Stored data
= = =

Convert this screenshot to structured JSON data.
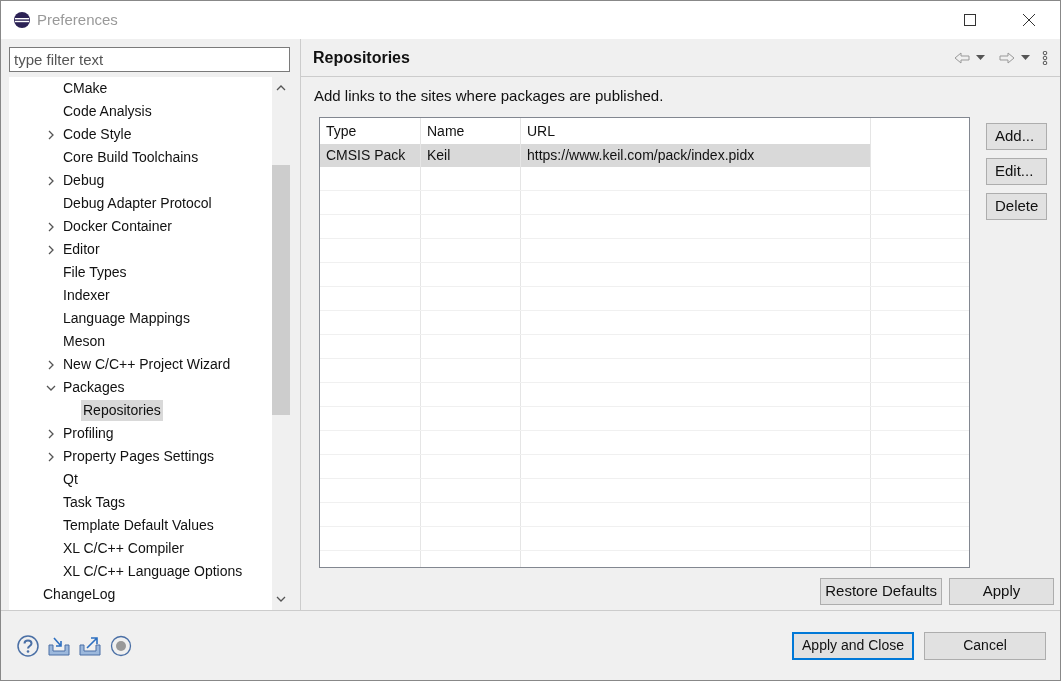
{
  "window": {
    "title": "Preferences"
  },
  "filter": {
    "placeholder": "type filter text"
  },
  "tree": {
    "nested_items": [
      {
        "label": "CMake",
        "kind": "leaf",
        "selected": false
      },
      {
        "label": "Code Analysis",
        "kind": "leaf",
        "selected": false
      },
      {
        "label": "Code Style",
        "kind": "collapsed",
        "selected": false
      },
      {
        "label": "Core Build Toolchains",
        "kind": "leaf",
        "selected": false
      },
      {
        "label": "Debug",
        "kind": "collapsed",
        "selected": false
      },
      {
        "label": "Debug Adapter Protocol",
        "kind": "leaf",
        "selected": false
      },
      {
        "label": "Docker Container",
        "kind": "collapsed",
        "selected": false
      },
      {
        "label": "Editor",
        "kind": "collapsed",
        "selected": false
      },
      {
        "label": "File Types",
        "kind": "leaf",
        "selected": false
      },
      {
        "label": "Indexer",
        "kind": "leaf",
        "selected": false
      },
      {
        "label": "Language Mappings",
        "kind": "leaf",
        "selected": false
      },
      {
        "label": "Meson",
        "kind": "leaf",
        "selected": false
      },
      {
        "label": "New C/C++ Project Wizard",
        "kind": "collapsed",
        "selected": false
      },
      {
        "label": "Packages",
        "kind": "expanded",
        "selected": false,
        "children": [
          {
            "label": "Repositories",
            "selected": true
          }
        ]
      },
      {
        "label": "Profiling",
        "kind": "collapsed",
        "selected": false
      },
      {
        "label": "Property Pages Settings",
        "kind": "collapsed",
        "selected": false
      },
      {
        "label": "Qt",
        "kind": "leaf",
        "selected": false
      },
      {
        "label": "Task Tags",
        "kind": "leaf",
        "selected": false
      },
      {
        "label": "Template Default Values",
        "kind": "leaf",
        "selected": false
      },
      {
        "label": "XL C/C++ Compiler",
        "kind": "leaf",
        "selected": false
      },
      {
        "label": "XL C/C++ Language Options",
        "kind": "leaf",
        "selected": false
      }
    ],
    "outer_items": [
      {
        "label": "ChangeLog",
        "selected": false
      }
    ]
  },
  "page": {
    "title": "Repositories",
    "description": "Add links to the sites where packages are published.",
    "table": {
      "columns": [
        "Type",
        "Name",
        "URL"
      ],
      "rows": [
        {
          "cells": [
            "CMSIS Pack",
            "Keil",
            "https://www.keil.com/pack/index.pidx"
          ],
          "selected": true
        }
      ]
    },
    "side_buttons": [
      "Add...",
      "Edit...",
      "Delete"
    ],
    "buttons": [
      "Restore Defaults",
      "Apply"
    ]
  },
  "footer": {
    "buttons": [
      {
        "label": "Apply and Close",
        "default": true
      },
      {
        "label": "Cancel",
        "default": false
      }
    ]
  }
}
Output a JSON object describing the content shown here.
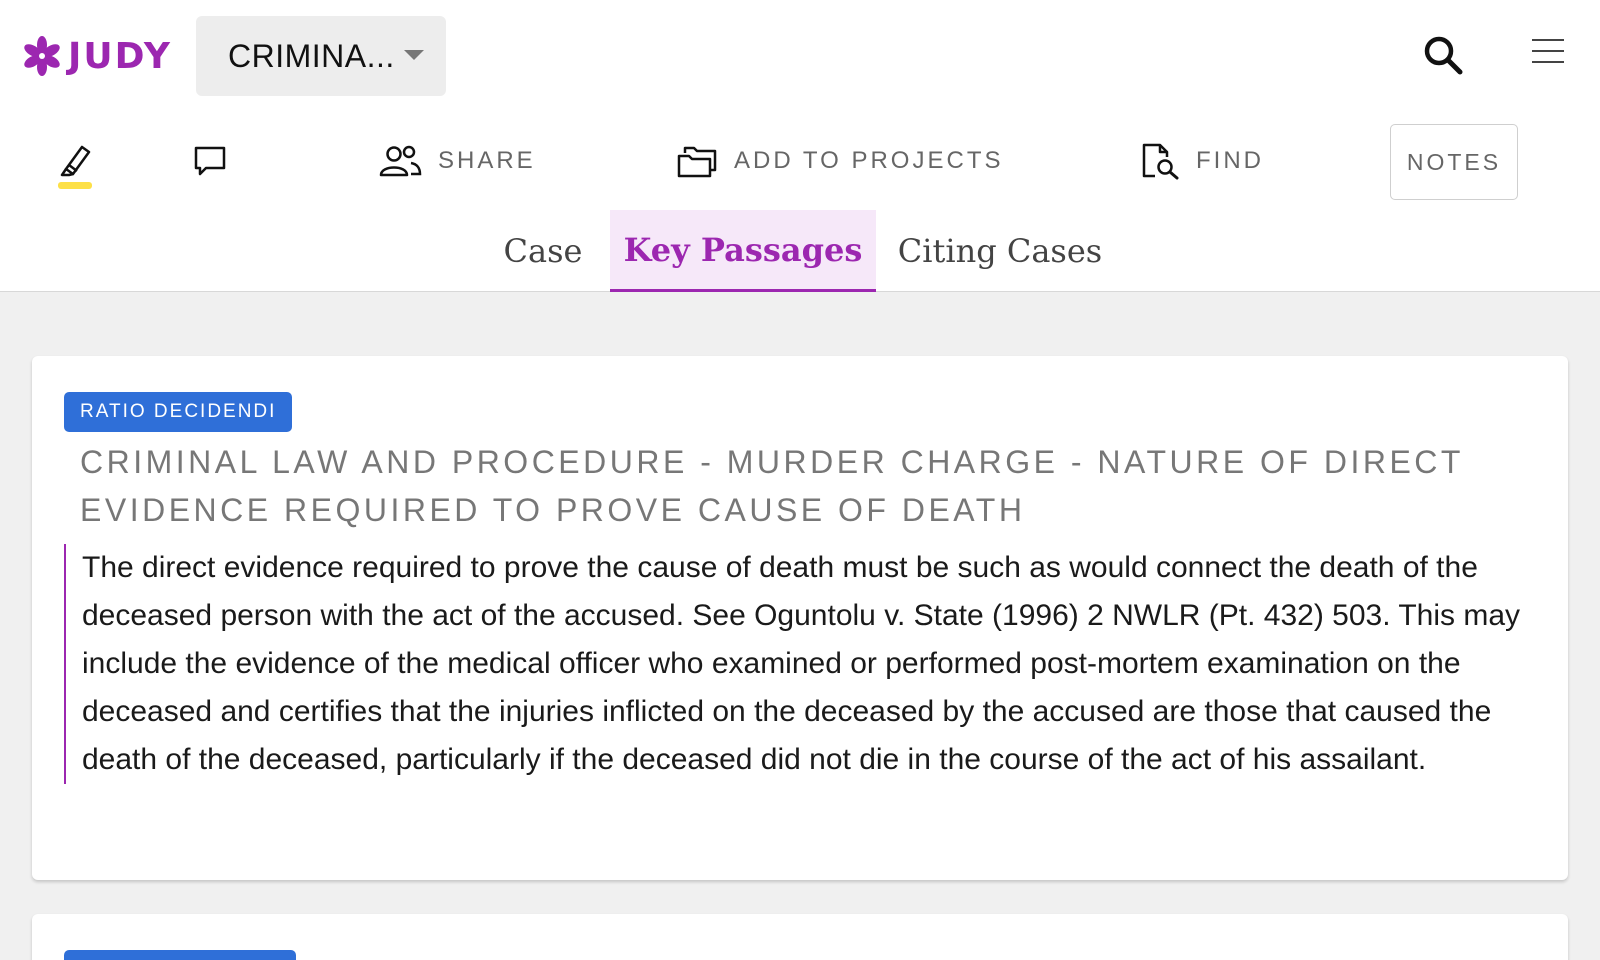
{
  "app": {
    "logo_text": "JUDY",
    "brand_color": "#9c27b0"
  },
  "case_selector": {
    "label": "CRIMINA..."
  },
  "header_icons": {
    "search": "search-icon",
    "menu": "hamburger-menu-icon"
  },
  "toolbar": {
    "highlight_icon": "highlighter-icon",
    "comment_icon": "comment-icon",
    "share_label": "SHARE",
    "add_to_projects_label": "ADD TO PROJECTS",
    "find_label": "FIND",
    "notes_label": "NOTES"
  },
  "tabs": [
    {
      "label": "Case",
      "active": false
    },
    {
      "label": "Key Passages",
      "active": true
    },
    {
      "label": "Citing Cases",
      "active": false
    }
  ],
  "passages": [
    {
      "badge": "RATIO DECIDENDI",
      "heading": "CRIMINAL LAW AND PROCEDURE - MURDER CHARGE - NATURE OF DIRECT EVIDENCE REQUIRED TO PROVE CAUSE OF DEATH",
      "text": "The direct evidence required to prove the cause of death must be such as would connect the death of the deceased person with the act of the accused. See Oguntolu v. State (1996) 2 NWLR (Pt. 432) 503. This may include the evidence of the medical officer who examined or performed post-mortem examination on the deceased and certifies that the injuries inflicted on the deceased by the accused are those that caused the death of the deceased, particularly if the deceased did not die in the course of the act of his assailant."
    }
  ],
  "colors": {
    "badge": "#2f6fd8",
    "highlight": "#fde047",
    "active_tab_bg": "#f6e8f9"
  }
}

= = =

#### Exercise
Examine the records and pull out every line where the string "title" occurs.

#### Problem solution
    "title": "Preferences"
    "title": "Repositories",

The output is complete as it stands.